#### EXERCISE BRIEF
Every line with the word "Habilidades" in it should be extracted from the data that follows.

____________________

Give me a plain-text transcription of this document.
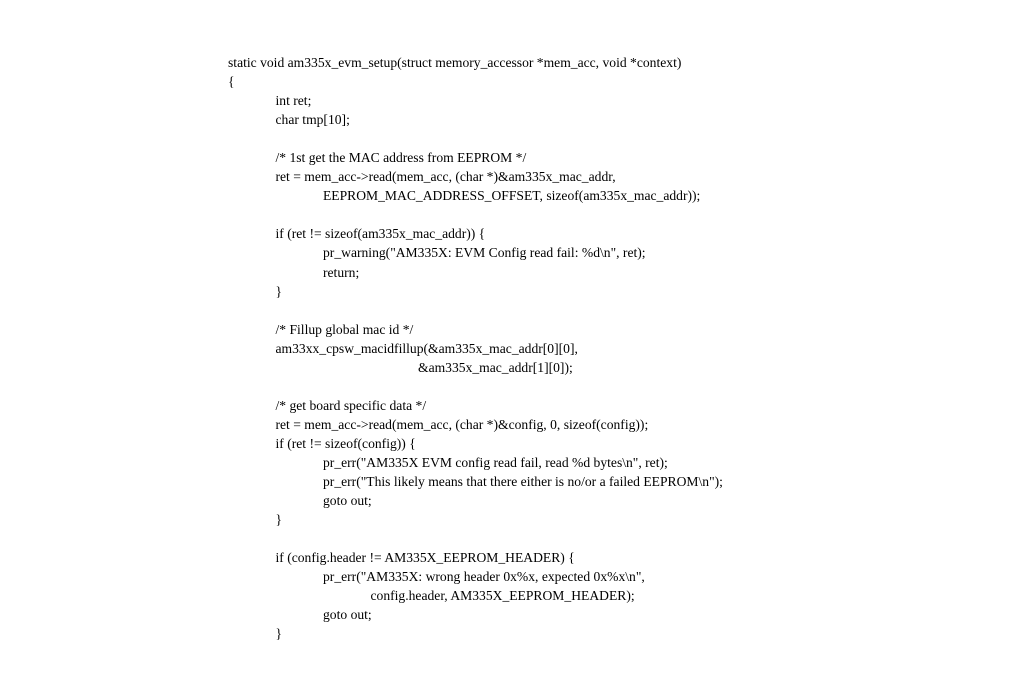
static void am335x_evm_setup(struct memory_accessor *mem_acc, void *context)
{
int ret;
char tmp[10];
/* 1st get the MAC address from EEPROM */
ret = mem_acc->read(mem_acc, (char *)&am335x_mac_addr,
EEPROM_MAC_ADDRESS_OFFSET, sizeof(am335x_mac_addr));
if (ret != sizeof(am335x_mac_addr)) {
pr_warning("AM335X: EVM Config read fail: %d\n", ret);
return;
}
/* Fillup global mac id */
am33xx_cpsw_macidfillup(&am335x_mac_addr[0][0],
&am335x_mac_addr[1][0]);
/* get board specific data */
ret = mem_acc->read(mem_acc, (char *)&config, 0, sizeof(config));
if (ret != sizeof(config)) {
pr_err("AM335X EVM config read fail, read %d bytes\n", ret);
pr_err("This likely means that there either is no/or a failed EEPROM\n");
goto out;
}
if (config.header != AM335X_EEPROM_HEADER) {
pr_err("AM335X: wrong header 0x%x, expected 0x%x\n",
config.header, AM335X_EEPROM_HEADER);
goto out;
}
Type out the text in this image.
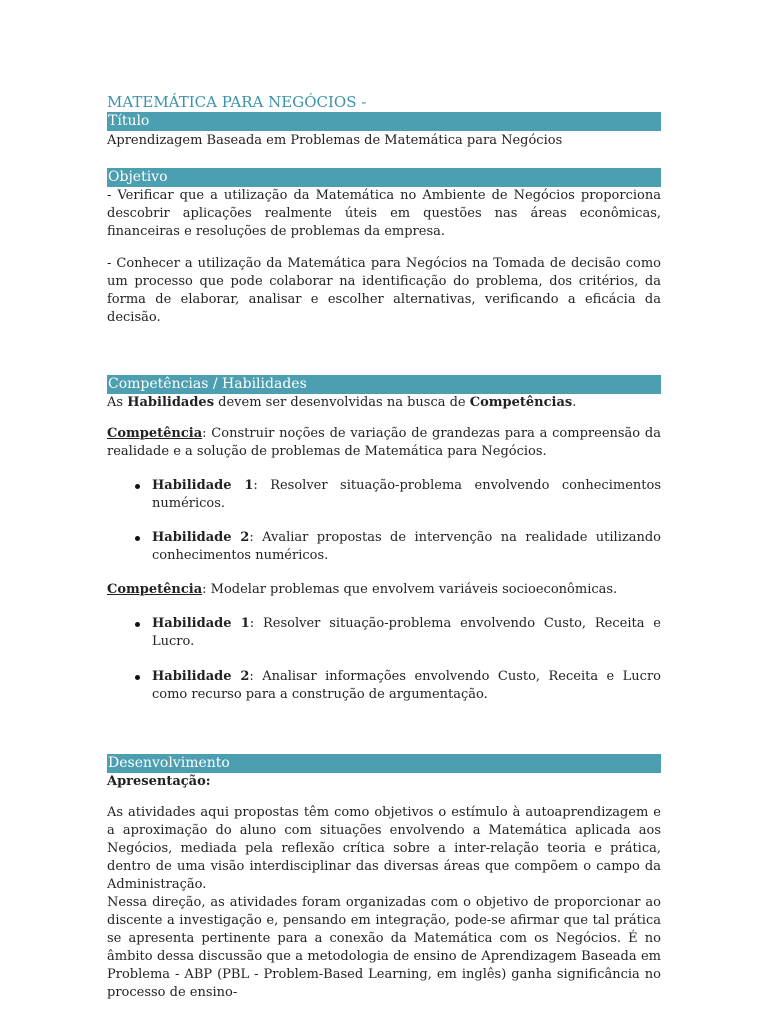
MATEMÁTICA PARA NEGÓCIOS -
Título

Aprendizagem Baseada em Problemas de Matemática para Negócios

Objetivo

- Verificar que a utilização da Matemática no Ambiente de Negócios proporciona descobrir aplicações realmente úteis em questões nas áreas econômicas, financeiras e resoluções de problemas da empresa.

- Conhecer a utilização da Matemática para Negócios na Tomada de decisão como um processo que pode colaborar na identificação do problema, dos critérios, da forma de elaborar, analisar e escolher alternativas, verificando a eficácia da decisão.

Competências / Habilidades

As Habilidades devem ser desenvolvidas na busca de Competências.

Competência: Construir noções de variação de grandezas para a compreensão da realidade e a solução de problemas de Matemática para Negócios.

Habilidade 1: Resolver situação-problema envolvendo conhecimentos numéricos.
Habilidade 2: Avaliar propostas de intervenção na realidade utilizando conhecimentos numéricos.

Competência: Modelar problemas que envolvem variáveis socioeconômicas.

Habilidade 1: Resolver situação-problema envolvendo Custo, Receita e Lucro.
Habilidade 2: Analisar informações envolvendo Custo, Receita e Lucro como recurso para a construção de argumentação.
Desenvolvimento

Apresentação:

As atividades aqui propostas têm como objetivos o estímulo à autoaprendizagem e a aproximação do aluno com situações envolvendo a Matemática aplicada aos Negócios, mediada pela reflexão crítica sobre a inter-relação teoria e prática, dentro de uma visão interdisciplinar das diversas áreas que compõem o campo da Administração.

Nessa direção, as atividades foram organizadas com o objetivo de proporcionar ao discente a investigação e, pensando em integração, pode-se afirmar que tal prática se apresenta pertinente para a conexão da Matemática com os Negócios. É no âmbito dessa discussão que a metodologia de ensino de Aprendizagem Baseada em Problema - ABP (PBL - Problem-Based Learning, em inglês) ganha significância no processo de ensino-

____________________

#### OUTPUT FOR THIS EXERCISE
Competências / Habilidades
As Habilidades devem ser desenvolvidas na busca de Competências.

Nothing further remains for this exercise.